Take every line from the listing below that includes "affect" and copy it.

----- DATA SUPPLIED

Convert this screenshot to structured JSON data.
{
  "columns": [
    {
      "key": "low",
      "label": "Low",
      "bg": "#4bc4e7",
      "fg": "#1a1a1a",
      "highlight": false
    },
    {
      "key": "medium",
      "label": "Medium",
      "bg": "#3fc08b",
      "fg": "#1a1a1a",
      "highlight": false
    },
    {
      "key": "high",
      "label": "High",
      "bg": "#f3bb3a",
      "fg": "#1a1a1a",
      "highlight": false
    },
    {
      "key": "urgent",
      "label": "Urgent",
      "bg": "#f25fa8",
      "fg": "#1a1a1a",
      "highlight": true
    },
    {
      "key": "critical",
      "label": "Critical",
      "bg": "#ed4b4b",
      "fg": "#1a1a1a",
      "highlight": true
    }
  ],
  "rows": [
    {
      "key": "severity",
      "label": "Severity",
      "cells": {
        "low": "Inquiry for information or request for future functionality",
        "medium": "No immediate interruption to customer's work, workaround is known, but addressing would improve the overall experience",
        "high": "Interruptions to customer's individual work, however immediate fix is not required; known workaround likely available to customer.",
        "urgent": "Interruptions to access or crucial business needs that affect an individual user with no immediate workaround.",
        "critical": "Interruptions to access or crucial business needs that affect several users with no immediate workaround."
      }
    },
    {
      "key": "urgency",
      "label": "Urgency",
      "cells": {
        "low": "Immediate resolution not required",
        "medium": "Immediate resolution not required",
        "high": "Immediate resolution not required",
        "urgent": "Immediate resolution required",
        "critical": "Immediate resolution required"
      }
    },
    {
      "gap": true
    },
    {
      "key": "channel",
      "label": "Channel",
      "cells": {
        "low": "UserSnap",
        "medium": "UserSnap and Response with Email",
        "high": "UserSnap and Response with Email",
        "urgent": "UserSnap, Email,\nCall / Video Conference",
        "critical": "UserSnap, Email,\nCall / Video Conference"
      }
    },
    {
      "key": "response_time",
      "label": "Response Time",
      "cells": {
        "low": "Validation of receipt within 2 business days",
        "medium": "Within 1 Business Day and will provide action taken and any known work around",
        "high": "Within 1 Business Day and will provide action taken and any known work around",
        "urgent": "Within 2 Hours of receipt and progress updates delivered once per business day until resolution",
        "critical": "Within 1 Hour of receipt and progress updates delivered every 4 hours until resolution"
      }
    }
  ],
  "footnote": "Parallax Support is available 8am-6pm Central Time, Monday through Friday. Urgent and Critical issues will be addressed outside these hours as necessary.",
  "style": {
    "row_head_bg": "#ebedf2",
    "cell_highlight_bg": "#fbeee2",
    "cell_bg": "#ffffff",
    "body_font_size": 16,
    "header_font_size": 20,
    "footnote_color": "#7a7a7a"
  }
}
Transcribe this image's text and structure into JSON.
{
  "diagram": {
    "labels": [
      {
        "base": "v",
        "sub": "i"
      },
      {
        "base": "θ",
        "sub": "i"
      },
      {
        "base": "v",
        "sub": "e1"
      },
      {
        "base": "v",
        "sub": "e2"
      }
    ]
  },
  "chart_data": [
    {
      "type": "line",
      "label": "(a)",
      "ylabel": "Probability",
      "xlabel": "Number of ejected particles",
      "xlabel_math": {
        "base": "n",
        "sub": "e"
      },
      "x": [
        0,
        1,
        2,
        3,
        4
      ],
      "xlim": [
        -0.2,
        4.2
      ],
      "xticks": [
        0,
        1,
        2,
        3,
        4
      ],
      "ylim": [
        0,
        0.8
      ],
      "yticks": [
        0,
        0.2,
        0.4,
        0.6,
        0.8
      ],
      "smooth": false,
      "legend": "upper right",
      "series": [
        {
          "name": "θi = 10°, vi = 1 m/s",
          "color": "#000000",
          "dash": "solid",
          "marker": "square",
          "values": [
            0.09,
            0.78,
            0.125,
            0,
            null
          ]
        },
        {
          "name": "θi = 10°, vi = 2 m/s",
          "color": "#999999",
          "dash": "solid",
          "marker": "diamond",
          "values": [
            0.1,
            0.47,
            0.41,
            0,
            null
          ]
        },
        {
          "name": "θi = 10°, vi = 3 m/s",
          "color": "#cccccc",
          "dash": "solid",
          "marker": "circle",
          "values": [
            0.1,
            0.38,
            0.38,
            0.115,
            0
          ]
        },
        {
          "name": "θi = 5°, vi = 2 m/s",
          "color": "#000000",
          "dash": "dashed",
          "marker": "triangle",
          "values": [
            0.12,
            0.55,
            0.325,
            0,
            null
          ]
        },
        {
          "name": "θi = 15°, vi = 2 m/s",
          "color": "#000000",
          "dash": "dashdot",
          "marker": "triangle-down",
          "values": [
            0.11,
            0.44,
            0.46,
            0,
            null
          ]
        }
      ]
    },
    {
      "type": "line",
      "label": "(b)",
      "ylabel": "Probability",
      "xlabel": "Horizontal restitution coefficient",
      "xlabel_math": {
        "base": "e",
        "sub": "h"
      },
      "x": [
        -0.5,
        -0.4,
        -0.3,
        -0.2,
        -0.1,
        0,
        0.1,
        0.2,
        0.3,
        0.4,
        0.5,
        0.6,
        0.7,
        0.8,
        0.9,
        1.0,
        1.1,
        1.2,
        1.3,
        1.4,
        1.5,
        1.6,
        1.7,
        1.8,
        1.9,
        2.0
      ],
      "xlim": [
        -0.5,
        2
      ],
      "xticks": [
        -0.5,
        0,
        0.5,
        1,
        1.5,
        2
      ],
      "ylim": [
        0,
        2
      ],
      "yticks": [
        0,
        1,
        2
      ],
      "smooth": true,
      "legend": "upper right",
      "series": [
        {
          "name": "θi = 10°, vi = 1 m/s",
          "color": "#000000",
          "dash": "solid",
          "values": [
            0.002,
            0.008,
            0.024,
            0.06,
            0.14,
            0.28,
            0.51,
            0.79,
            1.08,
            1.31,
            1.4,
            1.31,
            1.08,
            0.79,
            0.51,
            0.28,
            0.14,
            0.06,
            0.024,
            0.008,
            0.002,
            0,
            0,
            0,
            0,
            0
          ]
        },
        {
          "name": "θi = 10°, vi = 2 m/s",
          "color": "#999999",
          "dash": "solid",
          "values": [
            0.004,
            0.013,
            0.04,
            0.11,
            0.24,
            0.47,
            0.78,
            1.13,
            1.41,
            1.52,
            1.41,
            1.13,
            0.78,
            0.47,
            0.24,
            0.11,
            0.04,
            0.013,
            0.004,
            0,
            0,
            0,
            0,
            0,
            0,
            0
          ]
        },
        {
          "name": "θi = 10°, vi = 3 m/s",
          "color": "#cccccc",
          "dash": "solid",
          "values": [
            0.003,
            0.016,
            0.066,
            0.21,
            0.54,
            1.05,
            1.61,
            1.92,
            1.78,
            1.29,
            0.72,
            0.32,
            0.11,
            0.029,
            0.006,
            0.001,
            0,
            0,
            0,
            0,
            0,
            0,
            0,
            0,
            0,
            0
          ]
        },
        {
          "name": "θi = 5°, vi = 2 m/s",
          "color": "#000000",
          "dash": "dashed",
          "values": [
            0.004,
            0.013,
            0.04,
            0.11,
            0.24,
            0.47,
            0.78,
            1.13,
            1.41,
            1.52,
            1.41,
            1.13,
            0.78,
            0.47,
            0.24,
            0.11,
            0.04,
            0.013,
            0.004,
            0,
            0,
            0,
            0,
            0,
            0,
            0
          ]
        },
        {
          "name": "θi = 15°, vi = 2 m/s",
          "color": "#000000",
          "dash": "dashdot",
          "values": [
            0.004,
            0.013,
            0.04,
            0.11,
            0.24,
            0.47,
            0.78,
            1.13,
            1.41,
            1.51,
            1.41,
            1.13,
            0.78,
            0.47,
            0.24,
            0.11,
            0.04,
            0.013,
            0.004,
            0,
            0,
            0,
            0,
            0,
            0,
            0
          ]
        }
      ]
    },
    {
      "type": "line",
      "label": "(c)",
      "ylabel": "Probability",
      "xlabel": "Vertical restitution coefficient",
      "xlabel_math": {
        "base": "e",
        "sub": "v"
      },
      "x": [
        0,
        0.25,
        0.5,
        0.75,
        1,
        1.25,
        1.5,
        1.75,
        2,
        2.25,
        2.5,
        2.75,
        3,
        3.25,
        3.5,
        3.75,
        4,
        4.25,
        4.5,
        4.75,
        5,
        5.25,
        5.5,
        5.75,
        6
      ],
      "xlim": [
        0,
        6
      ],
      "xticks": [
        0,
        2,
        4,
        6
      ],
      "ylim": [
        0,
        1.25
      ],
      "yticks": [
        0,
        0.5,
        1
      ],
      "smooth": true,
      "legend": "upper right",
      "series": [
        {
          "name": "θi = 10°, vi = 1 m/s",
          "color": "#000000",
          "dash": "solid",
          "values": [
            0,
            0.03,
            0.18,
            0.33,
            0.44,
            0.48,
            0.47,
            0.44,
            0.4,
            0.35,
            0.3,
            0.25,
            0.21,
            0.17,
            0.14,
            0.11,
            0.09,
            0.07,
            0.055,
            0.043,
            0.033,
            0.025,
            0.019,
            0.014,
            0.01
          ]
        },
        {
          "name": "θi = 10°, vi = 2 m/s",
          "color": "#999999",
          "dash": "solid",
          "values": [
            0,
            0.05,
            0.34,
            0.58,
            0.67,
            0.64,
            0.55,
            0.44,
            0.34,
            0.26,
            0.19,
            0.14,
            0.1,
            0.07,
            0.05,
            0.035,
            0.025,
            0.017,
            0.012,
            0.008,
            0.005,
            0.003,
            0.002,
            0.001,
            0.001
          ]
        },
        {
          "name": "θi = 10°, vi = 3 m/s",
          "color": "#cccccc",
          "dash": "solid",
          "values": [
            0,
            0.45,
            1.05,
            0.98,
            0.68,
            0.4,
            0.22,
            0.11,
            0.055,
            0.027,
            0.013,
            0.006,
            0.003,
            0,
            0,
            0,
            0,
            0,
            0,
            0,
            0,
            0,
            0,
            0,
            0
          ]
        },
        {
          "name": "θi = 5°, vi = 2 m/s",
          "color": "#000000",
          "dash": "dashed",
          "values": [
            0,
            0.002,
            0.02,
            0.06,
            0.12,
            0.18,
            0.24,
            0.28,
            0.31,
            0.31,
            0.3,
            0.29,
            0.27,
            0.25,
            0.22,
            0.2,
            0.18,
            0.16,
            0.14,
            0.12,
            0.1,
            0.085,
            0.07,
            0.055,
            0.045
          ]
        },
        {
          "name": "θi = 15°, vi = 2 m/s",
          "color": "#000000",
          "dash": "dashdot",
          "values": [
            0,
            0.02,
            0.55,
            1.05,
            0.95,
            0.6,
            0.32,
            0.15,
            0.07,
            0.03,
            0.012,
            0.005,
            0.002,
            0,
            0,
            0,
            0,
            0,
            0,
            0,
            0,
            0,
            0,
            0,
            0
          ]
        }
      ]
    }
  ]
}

----------

### SOLUTION FOR THIS PROBLEM
        "urgent": "Interruptions to access or crucial business needs that affect an individual user with no immediate workaround.",
        "critical": "Interruptions to access or crucial business needs that affect several users with no immediate workaround."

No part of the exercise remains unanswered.